PAGE EXTRACT.
— begin —
Visual Art Source Editorial on Cheri Gaulke

Reprinted from Visual Art Source, Weekly Newsletter, January 20, 2012

Editor’s Note
by Marlena Donohue

The trouble with cliché’s, stereotypes and all such quick handled ways of seeing and being is they’re fixed – caught in historic, conceptual, ideological stop frames. We need them because to relearn everything at each encounter is evolutionarily untenable. But these hooks are limiting, subject to abuses of laziness and vast misuse. Nothing you needed me to tell you.

How does this relate to our cultural moment? Particularly in art we act on labels, move from brand after brand; the fertile, intricate, messy reality that art invariably points to gets trumped by the trope.

Case in point: For decades L.A. was by moniker a cultural backwater. In fact, during the late 1940s/early ’50s, in the run-down hooker district of turned-ever-so-hipster Venice, some of this city’s now fabled artists were composing detritus, colonizing vernacular spaces — coffee shops, garages – right alongside Rauschenberg’s New York combines and high theory’s institutional critique.

Pacific Standard Time argues persuasively that this nearly four decade “get thee to New York” business was more of a repeated word fiction than something accurately describing the creative reality here. As PST winds down, we find that through the miracle of Chiat Day’s ad men and the Getty gazillions, L.A. has overnight become another formulaic: “uncovered art Mecca.” Both the good and the ugly L.A. are simplistic abstractions that obscure the city’s lived experience, the actuality of art made here, the exhilaration and complete, serious bummer of a place we all plot to exit daily, but like a really screwed up but sexy lover, never can quite quit.
— end —
DATASET RECORDS.
— begin —
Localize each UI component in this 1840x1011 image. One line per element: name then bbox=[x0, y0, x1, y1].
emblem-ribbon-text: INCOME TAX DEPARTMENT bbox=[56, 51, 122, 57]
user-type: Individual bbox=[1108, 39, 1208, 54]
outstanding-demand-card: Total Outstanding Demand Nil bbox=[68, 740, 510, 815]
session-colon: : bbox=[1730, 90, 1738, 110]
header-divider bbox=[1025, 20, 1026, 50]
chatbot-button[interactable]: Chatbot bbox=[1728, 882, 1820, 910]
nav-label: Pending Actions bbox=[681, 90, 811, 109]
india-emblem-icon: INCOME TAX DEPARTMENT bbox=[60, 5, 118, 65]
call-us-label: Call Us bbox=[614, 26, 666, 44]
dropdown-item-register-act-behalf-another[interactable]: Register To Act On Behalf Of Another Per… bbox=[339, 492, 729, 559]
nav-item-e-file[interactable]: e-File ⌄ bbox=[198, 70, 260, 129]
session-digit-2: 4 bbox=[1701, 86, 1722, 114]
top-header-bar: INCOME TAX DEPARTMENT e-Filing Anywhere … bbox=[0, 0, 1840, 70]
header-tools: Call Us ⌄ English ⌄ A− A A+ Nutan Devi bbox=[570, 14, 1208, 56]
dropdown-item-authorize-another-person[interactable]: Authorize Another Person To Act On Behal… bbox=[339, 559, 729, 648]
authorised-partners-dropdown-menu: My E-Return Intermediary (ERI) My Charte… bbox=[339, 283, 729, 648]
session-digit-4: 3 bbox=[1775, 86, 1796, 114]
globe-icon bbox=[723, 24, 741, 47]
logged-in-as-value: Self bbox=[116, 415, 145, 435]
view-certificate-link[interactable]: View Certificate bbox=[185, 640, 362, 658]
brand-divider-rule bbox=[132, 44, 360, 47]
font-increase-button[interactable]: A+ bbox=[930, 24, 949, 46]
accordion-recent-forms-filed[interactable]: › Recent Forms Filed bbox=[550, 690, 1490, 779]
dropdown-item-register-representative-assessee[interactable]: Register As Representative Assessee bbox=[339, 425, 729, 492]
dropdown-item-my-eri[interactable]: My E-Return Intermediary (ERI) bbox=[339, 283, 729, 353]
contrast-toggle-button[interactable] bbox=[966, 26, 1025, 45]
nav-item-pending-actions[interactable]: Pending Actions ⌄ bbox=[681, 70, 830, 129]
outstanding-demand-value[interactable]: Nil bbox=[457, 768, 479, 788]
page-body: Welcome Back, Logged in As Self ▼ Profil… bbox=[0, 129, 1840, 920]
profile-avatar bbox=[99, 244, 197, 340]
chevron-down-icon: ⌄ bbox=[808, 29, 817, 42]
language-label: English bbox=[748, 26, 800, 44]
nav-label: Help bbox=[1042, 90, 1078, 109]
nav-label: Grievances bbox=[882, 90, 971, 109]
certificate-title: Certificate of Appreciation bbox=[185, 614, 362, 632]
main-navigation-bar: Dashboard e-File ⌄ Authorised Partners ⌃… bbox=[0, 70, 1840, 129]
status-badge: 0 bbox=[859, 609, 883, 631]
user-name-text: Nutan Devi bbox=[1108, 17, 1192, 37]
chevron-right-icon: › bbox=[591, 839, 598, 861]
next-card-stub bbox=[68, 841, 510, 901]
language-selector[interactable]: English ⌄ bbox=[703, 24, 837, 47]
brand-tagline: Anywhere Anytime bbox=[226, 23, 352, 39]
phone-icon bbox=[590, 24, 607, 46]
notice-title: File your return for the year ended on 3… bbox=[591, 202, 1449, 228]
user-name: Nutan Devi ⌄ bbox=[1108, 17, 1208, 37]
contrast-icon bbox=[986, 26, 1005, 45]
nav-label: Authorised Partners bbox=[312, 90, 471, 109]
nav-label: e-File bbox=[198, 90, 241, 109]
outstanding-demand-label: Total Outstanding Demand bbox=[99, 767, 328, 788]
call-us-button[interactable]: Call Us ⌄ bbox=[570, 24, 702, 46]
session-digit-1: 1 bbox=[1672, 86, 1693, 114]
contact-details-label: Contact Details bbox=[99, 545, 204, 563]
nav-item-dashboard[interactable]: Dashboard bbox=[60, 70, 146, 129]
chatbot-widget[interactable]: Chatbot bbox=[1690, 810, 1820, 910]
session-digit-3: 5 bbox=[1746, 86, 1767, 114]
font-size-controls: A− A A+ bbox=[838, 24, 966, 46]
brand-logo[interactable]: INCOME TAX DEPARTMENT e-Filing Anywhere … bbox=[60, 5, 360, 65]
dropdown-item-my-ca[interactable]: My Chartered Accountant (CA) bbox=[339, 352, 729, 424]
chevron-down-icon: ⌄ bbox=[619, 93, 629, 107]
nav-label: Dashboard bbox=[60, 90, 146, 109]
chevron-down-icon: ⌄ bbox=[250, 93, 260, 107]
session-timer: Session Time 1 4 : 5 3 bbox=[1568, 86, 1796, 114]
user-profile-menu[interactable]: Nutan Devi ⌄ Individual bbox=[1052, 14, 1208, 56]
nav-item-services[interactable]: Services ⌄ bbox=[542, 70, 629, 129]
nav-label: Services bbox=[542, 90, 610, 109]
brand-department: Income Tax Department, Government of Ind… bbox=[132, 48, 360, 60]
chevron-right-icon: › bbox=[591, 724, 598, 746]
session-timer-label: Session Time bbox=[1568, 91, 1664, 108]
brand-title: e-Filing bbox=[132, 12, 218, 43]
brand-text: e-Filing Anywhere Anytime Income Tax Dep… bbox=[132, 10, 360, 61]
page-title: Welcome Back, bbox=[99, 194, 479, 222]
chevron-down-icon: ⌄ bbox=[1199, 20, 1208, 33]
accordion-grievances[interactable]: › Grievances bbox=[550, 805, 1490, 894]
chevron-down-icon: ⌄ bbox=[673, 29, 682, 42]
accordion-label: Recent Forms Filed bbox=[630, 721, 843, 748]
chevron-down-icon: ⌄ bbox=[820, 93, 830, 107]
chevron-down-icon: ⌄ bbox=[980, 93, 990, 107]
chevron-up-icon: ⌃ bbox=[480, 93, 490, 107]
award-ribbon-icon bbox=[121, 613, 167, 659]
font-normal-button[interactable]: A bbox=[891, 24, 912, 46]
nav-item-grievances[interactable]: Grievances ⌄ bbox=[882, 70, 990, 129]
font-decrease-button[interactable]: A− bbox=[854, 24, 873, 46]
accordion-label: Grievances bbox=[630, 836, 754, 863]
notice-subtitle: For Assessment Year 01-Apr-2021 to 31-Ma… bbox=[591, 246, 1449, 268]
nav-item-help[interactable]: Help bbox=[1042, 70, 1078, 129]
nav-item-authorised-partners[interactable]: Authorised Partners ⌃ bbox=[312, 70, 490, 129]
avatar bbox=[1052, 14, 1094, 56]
— end —
WHAT TO DO.
1. Copy the rows exactly from the first one through the line containing "india-emblem-icon: INCOME TAX", including both ends.
2. Continue the editor's note on Los Angeles art from the point where it stops.

RESPONSES FOR EACH TASK.
1.
Localize each UI component in this 1840x1011 image. One line per element: name then bbox=[x0, y0, x1, y1].
emblem-ribbon-text: INCOME TAX DEPARTMENT bbox=[56, 51, 122, 57]
user-type: Individual bbox=[1108, 39, 1208, 54]
outstanding-demand-card: Total Outstanding Demand Nil bbox=[68, 740, 510, 815]
session-colon: : bbox=[1730, 90, 1738, 110]
header-divider bbox=[1025, 20, 1026, 50]
chatbot-button[interactable]: Chatbot bbox=[1728, 882, 1820, 910]
nav-label: Pending Actions bbox=[681, 90, 811, 109]
india-emblem-icon: INCOME TAX DEPARTMENT bbox=[60, 5, 118, 65]

2.
This applies to everything. For years and years, Feminism here was subsumed under the truly philistine rubric of “hysterical lesbians.” PST venues and the remarkable scholarship that those generous Getty funds allowed reveal the prescient conceptual sophistication of very early L.A. feminist thought and art. The late Arlene Raven was teaching that history was not unfolding destiny, but one of many permitted stories way back in the ’70s.

So in this spirit, I want to call attention to the career and current LACE PST entry by pioneering feminist Cheri Gaulke. Since its inception, Gaulke’s work has asked questions about margins and centers, about what exactly a lived body — female or other — means in an age of vastly constructed identities. Her classic “This is My Body” from the mid-70s featured the naked, model-gorgeous (and openly lesbian) Gaulke on a large cross reaching Eve-like for an apple, not because we gals and our wayward instincts simply cannot refuse the bad boys like Satan, but as a metaphor for choice. Gaulke went on to co-found the Feminist Art Workers, linking community work with artwork (anticipating the field of art now called “public practice”). Alongside discourses on the gendering of art history, she rode through Century City in a pick-up draped on the lap of fellow artist Nancy Angelo to reclaim for women Michelangelo’s “Pieta” and the notion of compassion.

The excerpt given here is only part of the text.